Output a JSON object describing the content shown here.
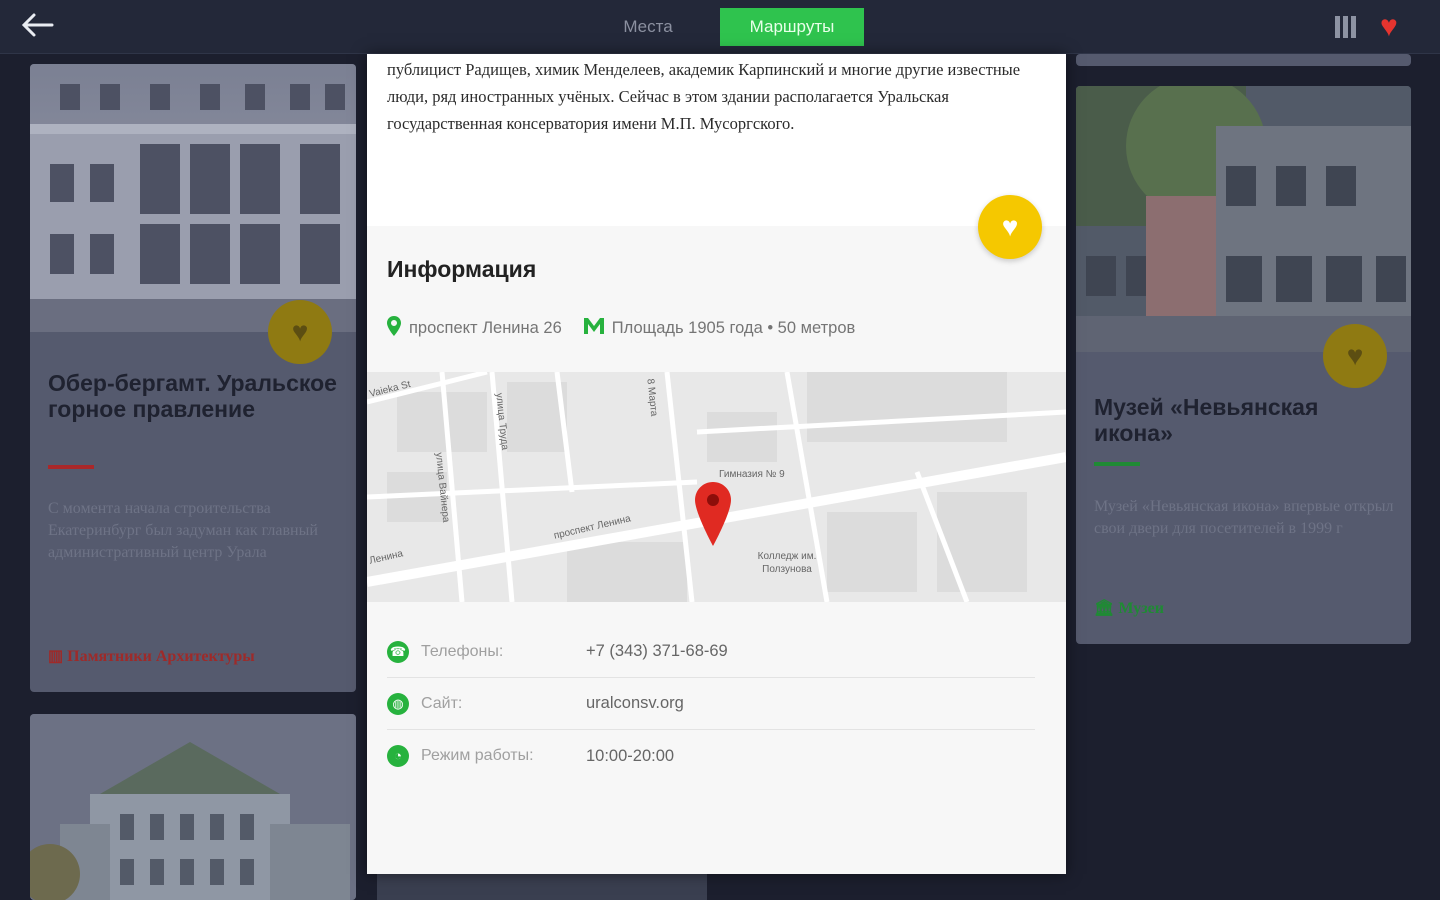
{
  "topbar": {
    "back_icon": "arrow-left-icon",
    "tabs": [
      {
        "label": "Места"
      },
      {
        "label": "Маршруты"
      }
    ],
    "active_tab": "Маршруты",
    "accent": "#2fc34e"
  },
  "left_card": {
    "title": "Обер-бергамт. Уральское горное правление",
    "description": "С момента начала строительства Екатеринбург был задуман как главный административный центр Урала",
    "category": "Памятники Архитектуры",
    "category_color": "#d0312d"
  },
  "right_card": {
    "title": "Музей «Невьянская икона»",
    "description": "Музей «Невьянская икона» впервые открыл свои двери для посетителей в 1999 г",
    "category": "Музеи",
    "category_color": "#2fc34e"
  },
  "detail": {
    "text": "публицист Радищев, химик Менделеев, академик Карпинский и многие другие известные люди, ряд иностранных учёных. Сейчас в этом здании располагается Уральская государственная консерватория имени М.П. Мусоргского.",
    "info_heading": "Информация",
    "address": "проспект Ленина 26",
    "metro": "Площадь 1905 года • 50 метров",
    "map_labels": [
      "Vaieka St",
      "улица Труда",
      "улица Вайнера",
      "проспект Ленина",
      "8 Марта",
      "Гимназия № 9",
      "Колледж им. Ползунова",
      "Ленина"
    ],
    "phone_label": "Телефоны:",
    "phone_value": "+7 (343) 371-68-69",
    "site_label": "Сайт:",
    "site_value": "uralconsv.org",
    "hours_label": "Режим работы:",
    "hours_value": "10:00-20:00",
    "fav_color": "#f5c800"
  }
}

■ Short exercise:
Repeat the full listing above exactly, with no pictures in the copy.

■ Written solution:
Output a JSON object describing the content shown here.
{
  "topbar": {
    "back_icon": "arrow-left-icon",
    "tabs": [
      {
        "label": "Места"
      },
      {
        "label": "Маршруты"
      }
    ],
    "active_tab": "Маршруты",
    "accent": "#2fc34e"
  },
  "left_card": {
    "title": "Обер-бергамт. Уральское горное правление",
    "description": "С момента начала строительства Екатеринбург был задуман как главный административный центр Урала",
    "category": "Памятники Архитектуры",
    "category_color": "#d0312d"
  },
  "right_card": {
    "title": "Музей «Невьянская икона»",
    "description": "Музей «Невьянская икона» впервые открыл свои двери для посетителей в 1999 г",
    "category": "Музеи",
    "category_color": "#2fc34e"
  },
  "detail": {
    "text": "публицист Радищев, химик Менделеев, академик Карпинский и многие другие известные люди, ряд иностранных учёных. Сейчас в этом здании располагается Уральская государственная консерватория имени М.П. Мусоргского.",
    "info_heading": "Информация",
    "address": "проспект Ленина 26",
    "metro": "Площадь 1905 года • 50 метров",
    "map_labels": [
      "Vaieka St",
      "улица Труда",
      "улица Вайнера",
      "проспект Ленина",
      "8 Марта",
      "Гимназия № 9",
      "Колледж им. Ползунова",
      "Ленина"
    ],
    "phone_label": "Телефоны:",
    "phone_value": "+7 (343) 371-68-69",
    "site_label": "Сайт:",
    "site_value": "uralconsv.org",
    "hours_label": "Режим работы:",
    "hours_value": "10:00-20:00",
    "fav_color": "#f5c800"
  }
}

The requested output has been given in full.